* STATED GOAL *
Please transcribe the records precisely; pictures stay out of your copy.
....
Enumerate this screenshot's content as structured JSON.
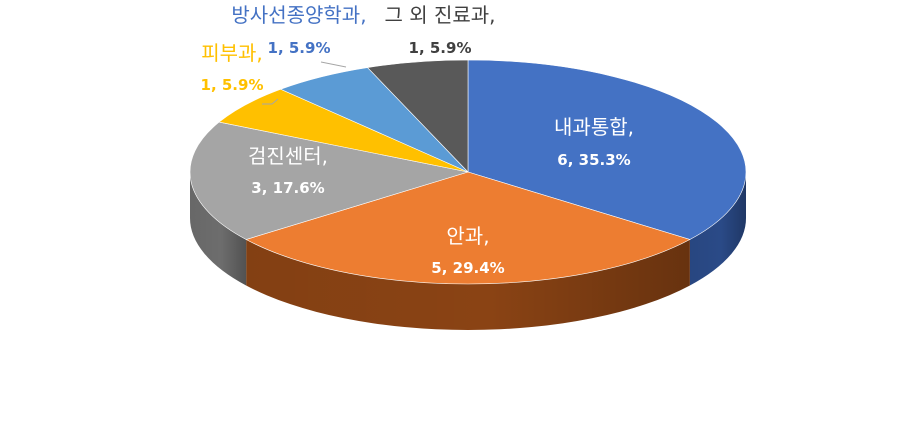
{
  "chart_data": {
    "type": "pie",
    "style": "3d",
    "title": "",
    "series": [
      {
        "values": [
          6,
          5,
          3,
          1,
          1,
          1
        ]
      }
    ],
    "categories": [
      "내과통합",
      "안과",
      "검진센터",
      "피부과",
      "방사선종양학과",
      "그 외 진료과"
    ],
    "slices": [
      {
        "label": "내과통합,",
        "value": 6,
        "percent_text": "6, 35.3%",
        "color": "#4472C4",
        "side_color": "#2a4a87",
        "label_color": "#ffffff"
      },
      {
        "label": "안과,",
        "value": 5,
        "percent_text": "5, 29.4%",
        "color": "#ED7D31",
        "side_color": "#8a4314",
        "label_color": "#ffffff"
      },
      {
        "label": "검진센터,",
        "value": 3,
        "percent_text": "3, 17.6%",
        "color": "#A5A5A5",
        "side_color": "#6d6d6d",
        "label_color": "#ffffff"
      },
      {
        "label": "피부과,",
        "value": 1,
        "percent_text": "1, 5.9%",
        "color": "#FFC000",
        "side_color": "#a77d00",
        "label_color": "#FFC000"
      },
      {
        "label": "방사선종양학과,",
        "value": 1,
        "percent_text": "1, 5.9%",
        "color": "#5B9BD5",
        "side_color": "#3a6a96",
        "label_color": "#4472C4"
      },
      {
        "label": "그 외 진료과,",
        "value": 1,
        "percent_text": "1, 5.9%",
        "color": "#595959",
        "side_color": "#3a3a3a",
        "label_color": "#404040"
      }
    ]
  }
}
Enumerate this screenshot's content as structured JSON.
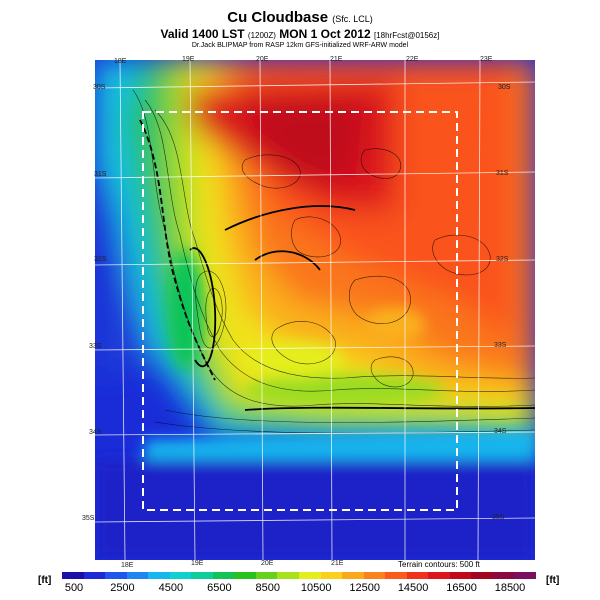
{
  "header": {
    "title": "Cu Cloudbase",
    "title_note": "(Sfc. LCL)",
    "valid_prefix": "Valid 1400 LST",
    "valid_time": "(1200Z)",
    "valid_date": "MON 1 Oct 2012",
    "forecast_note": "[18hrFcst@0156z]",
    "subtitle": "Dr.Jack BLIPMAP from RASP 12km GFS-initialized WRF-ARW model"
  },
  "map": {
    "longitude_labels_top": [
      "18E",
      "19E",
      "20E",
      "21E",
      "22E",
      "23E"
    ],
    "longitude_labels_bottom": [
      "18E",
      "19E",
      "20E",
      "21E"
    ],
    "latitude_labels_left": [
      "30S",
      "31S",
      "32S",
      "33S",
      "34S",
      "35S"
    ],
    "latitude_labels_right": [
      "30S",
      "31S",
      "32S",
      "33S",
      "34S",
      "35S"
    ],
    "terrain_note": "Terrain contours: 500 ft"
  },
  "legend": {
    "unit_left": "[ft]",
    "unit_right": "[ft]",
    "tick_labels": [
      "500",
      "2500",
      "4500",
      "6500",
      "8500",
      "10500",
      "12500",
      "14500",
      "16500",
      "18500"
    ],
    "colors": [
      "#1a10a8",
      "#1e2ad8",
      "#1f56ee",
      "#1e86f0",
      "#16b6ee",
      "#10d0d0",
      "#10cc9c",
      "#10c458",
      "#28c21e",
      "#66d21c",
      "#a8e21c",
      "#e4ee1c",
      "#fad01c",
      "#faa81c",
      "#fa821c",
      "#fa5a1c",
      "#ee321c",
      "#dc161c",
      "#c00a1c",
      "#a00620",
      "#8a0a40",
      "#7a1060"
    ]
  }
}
....
* SOLVED EXERCISE *
Enumerate this screenshot's content as structured JSON.
{
  "chart_data": {
    "type": "pie",
    "style": "3d",
    "title": "",
    "series": [
      {
        "values": [
          6,
          5,
          3,
          1,
          1,
          1
        ]
      }
    ],
    "categories": [
      "내과통합",
      "안과",
      "검진센터",
      "피부과",
      "방사선종양학과",
      "그 외 진료과"
    ],
    "slices": [
      {
        "label": "내과통합,",
        "value": 6,
        "percent_text": "6, 35.3%",
        "color": "#4472C4",
        "side_color": "#2a4a87",
        "label_color": "#ffffff"
      },
      {
        "label": "안과,",
        "value": 5,
        "percent_text": "5, 29.4%",
        "color": "#ED7D31",
        "side_color": "#8a4314",
        "label_color": "#ffffff"
      },
      {
        "label": "검진센터,",
        "value": 3,
        "percent_text": "3, 17.6%",
        "color": "#A5A5A5",
        "side_color": "#6d6d6d",
        "label_color": "#ffffff"
      },
      {
        "label": "피부과,",
        "value": 1,
        "percent_text": "1, 5.9%",
        "color": "#FFC000",
        "side_color": "#a77d00",
        "label_color": "#FFC000"
      },
      {
        "label": "방사선종양학과,",
        "value": 1,
        "percent_text": "1, 5.9%",
        "color": "#5B9BD5",
        "side_color": "#3a6a96",
        "label_color": "#4472C4"
      },
      {
        "label": "그 외 진료과,",
        "value": 1,
        "percent_text": "1, 5.9%",
        "color": "#595959",
        "side_color": "#3a3a3a",
        "label_color": "#404040"
      }
    ]
  }
}
Enumerate this screenshot's content as structured JSON.
{
  "header": {
    "title": "Cu Cloudbase",
    "title_note": "(Sfc. LCL)",
    "valid_prefix": "Valid 1400 LST",
    "valid_time": "(1200Z)",
    "valid_date": "MON 1 Oct 2012",
    "forecast_note": "[18hrFcst@0156z]",
    "subtitle": "Dr.Jack BLIPMAP from RASP 12km GFS-initialized WRF-ARW model"
  },
  "map": {
    "longitude_labels_top": [
      "18E",
      "19E",
      "20E",
      "21E",
      "22E",
      "23E"
    ],
    "longitude_labels_bottom": [
      "18E",
      "19E",
      "20E",
      "21E"
    ],
    "latitude_labels_left": [
      "30S",
      "31S",
      "32S",
      "33S",
      "34S",
      "35S"
    ],
    "latitude_labels_right": [
      "30S",
      "31S",
      "32S",
      "33S",
      "34S",
      "35S"
    ],
    "terrain_note": "Terrain contours: 500 ft"
  },
  "legend": {
    "unit_left": "[ft]",
    "unit_right": "[ft]",
    "tick_labels": [
      "500",
      "2500",
      "4500",
      "6500",
      "8500",
      "10500",
      "12500",
      "14500",
      "16500",
      "18500"
    ],
    "colors": [
      "#1a10a8",
      "#1e2ad8",
      "#1f56ee",
      "#1e86f0",
      "#16b6ee",
      "#10d0d0",
      "#10cc9c",
      "#10c458",
      "#28c21e",
      "#66d21c",
      "#a8e21c",
      "#e4ee1c",
      "#fad01c",
      "#faa81c",
      "#fa821c",
      "#fa5a1c",
      "#ee321c",
      "#dc161c",
      "#c00a1c",
      "#a00620",
      "#8a0a40",
      "#7a1060"
    ]
  }
}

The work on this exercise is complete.